'''
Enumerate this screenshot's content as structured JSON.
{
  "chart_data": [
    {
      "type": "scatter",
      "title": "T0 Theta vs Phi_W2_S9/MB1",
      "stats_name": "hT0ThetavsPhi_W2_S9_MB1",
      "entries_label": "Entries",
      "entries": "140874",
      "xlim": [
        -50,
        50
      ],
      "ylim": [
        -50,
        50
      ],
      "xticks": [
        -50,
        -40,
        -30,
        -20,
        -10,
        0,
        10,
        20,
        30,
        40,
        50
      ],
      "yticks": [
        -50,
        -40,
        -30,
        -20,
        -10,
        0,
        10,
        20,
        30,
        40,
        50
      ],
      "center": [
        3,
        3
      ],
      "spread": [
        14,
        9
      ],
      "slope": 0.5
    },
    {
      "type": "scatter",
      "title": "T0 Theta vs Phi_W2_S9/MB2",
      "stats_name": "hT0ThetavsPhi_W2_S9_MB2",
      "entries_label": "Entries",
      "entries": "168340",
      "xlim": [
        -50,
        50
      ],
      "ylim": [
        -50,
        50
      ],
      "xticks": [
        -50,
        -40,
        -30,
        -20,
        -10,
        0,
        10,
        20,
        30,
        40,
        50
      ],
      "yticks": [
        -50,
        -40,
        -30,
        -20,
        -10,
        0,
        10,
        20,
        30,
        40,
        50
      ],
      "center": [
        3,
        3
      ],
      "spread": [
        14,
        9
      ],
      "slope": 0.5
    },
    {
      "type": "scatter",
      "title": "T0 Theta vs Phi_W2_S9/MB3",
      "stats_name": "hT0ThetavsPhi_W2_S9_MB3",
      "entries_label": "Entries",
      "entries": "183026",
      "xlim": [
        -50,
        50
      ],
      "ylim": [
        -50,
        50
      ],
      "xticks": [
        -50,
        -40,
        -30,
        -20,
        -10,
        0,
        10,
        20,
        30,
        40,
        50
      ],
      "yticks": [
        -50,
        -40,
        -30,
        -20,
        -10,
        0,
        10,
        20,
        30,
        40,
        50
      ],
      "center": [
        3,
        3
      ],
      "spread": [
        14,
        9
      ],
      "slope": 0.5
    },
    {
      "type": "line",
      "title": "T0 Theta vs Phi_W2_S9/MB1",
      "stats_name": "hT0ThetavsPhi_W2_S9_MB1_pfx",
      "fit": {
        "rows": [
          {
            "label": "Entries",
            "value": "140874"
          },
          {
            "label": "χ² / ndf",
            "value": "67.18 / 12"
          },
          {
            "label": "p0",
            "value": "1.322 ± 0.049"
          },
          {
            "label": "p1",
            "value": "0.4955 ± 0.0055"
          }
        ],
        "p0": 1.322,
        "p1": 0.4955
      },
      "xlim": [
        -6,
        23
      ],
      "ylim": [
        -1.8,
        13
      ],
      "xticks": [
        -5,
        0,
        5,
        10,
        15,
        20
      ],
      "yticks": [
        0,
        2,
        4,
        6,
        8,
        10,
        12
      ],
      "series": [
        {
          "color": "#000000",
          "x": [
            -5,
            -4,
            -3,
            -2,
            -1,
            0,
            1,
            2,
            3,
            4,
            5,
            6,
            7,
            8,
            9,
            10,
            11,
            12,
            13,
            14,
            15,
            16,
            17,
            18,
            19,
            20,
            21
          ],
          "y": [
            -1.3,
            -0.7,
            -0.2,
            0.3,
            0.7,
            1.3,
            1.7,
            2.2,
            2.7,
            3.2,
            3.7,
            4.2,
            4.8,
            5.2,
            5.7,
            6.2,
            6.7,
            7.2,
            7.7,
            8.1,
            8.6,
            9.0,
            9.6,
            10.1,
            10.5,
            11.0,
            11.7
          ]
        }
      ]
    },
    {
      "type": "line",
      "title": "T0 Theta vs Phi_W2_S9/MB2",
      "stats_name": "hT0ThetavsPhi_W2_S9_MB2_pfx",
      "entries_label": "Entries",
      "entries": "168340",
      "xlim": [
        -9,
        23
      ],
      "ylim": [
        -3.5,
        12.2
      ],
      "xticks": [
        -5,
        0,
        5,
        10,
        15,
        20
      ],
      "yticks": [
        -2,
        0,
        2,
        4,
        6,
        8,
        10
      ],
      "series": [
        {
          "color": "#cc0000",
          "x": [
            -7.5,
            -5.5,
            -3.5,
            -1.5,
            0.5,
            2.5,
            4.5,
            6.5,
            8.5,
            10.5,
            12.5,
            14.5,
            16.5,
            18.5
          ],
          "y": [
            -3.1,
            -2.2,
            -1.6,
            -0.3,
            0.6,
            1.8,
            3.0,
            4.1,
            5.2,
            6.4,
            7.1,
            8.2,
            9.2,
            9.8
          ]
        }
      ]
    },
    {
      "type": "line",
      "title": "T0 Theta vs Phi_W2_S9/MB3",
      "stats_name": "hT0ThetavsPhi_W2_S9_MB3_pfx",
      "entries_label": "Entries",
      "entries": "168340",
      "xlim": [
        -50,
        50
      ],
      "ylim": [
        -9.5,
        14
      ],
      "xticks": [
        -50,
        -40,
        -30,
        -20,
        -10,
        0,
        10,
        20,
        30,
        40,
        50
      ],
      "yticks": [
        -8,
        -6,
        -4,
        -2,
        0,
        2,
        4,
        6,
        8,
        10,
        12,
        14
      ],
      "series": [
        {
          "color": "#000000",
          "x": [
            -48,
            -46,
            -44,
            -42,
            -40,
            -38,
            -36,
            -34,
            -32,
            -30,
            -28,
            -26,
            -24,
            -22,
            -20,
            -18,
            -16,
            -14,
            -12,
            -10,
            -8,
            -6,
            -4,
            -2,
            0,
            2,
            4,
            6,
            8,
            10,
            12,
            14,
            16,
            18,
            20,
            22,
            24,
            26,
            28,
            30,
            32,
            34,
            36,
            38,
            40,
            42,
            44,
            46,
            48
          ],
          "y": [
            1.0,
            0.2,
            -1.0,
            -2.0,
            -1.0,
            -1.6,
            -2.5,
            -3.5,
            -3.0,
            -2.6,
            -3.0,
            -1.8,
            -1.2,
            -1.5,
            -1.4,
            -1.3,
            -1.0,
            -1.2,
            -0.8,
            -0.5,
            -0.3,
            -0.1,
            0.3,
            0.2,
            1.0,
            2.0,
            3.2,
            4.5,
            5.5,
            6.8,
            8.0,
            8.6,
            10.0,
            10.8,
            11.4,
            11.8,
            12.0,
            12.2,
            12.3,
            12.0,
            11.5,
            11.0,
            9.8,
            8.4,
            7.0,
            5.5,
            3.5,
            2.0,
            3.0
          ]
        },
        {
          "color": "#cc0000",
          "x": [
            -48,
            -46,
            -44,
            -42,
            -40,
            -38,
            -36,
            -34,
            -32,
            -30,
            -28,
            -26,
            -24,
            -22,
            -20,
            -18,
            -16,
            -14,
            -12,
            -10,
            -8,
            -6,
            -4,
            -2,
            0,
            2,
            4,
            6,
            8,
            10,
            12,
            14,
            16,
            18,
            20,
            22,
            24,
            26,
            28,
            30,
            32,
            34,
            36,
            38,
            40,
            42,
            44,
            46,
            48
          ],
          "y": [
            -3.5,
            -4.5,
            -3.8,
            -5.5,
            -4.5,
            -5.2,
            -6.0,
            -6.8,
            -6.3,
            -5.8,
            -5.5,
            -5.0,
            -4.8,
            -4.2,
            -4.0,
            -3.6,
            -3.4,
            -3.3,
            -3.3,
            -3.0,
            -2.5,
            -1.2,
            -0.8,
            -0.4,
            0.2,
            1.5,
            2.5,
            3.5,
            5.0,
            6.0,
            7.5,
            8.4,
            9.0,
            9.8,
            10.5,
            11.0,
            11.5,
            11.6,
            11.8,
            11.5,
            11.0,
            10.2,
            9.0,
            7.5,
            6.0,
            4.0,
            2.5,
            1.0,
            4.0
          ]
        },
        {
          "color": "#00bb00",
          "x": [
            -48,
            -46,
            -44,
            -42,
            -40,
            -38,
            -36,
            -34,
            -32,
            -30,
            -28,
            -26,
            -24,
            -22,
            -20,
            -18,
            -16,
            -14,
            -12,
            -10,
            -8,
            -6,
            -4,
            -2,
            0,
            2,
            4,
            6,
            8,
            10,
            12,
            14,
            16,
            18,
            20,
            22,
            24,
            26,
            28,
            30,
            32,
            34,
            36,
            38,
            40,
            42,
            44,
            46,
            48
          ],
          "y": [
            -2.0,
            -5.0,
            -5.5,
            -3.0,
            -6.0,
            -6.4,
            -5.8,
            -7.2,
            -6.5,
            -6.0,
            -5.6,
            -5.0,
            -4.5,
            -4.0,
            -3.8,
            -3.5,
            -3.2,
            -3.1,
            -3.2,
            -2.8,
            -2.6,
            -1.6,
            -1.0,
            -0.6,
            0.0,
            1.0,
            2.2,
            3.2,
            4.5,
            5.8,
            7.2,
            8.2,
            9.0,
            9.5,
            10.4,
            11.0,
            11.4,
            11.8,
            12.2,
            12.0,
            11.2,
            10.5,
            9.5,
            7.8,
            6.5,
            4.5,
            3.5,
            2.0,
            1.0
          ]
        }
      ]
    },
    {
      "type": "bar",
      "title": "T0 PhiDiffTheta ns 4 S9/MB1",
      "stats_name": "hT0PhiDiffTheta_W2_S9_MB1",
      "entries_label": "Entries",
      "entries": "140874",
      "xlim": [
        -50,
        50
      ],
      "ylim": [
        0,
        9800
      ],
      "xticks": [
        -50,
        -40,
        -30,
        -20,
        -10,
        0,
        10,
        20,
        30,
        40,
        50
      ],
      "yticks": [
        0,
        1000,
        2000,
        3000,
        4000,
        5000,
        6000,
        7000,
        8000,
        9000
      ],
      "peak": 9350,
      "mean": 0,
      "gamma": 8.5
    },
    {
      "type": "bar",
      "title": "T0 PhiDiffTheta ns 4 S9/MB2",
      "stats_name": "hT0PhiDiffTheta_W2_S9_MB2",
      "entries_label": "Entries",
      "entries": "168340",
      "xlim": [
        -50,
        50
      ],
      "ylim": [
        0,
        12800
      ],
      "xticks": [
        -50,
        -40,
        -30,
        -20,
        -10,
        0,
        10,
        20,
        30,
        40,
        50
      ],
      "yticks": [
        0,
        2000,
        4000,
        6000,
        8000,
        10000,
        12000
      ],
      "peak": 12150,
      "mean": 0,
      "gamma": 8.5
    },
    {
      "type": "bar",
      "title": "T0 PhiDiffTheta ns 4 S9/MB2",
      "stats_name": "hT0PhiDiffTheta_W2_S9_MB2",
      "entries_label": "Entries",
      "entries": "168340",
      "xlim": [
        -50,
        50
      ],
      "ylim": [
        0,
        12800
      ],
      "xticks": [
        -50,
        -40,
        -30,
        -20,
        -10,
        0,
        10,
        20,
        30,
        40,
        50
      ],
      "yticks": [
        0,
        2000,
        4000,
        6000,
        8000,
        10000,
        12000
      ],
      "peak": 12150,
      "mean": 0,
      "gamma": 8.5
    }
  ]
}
'''
• [SET PROBLEM]: Identify each line holding the string "value", and copy it out.

• [REPLY TO THE TASK]:
            "value": "140874"
            "value": "67.18 / 12"
            "value": "1.322 ± 0.049"
            "value": "0.4955 ± 0.0055"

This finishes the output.